━━ EXTRACTED RECORDS

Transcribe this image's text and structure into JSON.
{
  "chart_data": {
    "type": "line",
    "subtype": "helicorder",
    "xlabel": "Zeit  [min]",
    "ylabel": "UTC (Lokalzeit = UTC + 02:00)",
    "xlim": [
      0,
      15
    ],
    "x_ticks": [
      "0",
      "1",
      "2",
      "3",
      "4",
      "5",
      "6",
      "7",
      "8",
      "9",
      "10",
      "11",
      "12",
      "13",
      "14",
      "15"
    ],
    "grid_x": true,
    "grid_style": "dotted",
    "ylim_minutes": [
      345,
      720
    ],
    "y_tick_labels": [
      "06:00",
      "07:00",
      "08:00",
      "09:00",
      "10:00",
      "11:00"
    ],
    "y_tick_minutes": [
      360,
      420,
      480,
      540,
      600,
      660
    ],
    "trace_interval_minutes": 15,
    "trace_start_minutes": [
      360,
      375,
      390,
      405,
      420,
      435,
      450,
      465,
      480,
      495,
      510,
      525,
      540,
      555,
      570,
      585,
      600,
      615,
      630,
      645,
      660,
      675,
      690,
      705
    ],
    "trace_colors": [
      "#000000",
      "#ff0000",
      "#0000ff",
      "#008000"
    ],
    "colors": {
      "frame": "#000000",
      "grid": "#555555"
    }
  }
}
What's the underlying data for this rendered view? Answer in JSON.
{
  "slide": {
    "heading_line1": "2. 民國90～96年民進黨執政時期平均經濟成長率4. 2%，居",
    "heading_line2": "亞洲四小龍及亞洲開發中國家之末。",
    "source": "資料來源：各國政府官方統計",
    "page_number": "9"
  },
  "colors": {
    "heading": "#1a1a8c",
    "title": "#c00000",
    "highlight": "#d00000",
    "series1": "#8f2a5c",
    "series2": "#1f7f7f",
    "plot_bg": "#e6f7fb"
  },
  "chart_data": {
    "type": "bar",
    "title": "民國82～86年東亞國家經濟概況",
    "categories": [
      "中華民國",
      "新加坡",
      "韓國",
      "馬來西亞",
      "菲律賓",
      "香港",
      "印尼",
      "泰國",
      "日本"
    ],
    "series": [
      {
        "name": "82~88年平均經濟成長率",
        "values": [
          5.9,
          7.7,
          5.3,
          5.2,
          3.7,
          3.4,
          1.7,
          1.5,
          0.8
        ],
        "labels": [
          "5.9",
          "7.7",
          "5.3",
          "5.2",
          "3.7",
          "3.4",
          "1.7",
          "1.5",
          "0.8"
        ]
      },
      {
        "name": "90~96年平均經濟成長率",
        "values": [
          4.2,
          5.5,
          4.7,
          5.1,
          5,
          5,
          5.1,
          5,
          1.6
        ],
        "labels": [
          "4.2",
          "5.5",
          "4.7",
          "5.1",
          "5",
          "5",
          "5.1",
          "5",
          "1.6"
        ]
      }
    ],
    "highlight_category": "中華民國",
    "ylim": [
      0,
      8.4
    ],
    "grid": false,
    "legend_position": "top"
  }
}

━━━━

* **DESCRIPTION OF THE TASK**: The full set of records should be duplicated exactly.

* **RESULT OF THIS TASK**:
Transcribe this image's text and structure into JSON.
{
  "chart_data": {
    "type": "line",
    "subtype": "helicorder",
    "xlabel": "Zeit  [min]",
    "ylabel": "UTC (Lokalzeit = UTC + 02:00)",
    "xlim": [
      0,
      15
    ],
    "x_ticks": [
      "0",
      "1",
      "2",
      "3",
      "4",
      "5",
      "6",
      "7",
      "8",
      "9",
      "10",
      "11",
      "12",
      "13",
      "14",
      "15"
    ],
    "grid_x": true,
    "grid_style": "dotted",
    "ylim_minutes": [
      345,
      720
    ],
    "y_tick_labels": [
      "06:00",
      "07:00",
      "08:00",
      "09:00",
      "10:00",
      "11:00"
    ],
    "y_tick_minutes": [
      360,
      420,
      480,
      540,
      600,
      660
    ],
    "trace_interval_minutes": 15,
    "trace_start_minutes": [
      360,
      375,
      390,
      405,
      420,
      435,
      450,
      465,
      480,
      495,
      510,
      525,
      540,
      555,
      570,
      585,
      600,
      615,
      630,
      645,
      660,
      675,
      690,
      705
    ],
    "trace_colors": [
      "#000000",
      "#ff0000",
      "#0000ff",
      "#008000"
    ],
    "colors": {
      "frame": "#000000",
      "grid": "#555555"
    }
  }
}
What's the underlying data for this rendered view? Answer in JSON.
{
  "slide": {
    "heading_line1": "2. 民國90～96年民進黨執政時期平均經濟成長率4. 2%，居",
    "heading_line2": "亞洲四小龍及亞洲開發中國家之末。",
    "source": "資料來源：各國政府官方統計",
    "page_number": "9"
  },
  "colors": {
    "heading": "#1a1a8c",
    "title": "#c00000",
    "highlight": "#d00000",
    "series1": "#8f2a5c",
    "series2": "#1f7f7f",
    "plot_bg": "#e6f7fb"
  },
  "chart_data": {
    "type": "bar",
    "title": "民國82～86年東亞國家經濟概況",
    "categories": [
      "中華民國",
      "新加坡",
      "韓國",
      "馬來西亞",
      "菲律賓",
      "香港",
      "印尼",
      "泰國",
      "日本"
    ],
    "series": [
      {
        "name": "82~88年平均經濟成長率",
        "values": [
          5.9,
          7.7,
          5.3,
          5.2,
          3.7,
          3.4,
          1.7,
          1.5,
          0.8
        ],
        "labels": [
          "5.9",
          "7.7",
          "5.3",
          "5.2",
          "3.7",
          "3.4",
          "1.7",
          "1.5",
          "0.8"
        ]
      },
      {
        "name": "90~96年平均經濟成長率",
        "values": [
          4.2,
          5.5,
          4.7,
          5.1,
          5,
          5,
          5.1,
          5,
          1.6
        ],
        "labels": [
          "4.2",
          "5.5",
          "4.7",
          "5.1",
          "5",
          "5",
          "5.1",
          "5",
          "1.6"
        ]
      }
    ],
    "highlight_category": "中華民國",
    "ylim": [
      0,
      8.4
    ],
    "grid": false,
    "legend_position": "top"
  }
}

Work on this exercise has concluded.